» Required work:
Find every line below that contains the word "Peirier" and copy it out.

Begin

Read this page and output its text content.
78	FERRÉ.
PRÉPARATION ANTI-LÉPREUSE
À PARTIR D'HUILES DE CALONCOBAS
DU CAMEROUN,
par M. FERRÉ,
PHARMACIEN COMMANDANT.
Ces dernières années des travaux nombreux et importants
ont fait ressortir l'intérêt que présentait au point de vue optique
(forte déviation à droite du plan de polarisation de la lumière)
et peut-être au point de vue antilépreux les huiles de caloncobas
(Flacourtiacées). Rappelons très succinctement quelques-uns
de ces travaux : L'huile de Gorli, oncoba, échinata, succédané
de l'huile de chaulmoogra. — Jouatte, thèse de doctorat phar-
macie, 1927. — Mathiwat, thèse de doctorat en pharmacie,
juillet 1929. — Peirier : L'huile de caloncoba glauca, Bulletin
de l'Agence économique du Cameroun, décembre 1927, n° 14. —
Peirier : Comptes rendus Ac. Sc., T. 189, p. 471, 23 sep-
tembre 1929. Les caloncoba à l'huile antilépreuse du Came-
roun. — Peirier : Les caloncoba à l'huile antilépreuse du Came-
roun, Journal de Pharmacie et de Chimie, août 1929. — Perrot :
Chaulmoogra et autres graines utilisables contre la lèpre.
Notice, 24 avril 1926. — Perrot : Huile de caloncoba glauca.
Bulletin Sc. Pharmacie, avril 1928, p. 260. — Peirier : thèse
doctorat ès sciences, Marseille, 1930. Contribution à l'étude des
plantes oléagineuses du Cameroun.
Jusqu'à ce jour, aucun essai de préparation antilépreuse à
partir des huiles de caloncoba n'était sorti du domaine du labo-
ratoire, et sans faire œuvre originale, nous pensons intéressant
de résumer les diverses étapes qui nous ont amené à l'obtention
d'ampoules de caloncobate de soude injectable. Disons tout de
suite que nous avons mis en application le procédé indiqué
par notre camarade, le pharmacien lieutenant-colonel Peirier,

End

» Answer in full:
juillet 1929. — Peirier : L'huile de caloncoba glauca, Bulletin
Peirier : Comptes rendus Ac. Sc., T. 189, p. 471, 23 sep-
roun. — Peirier : Les caloncoba à l'huile antilépreuse du Came-
Bulletin Sc. Pharmacie, avril 1928, p. 260. — Peirier : thèse
par notre camarade, le pharmacien lieutenant-colonel Peirier,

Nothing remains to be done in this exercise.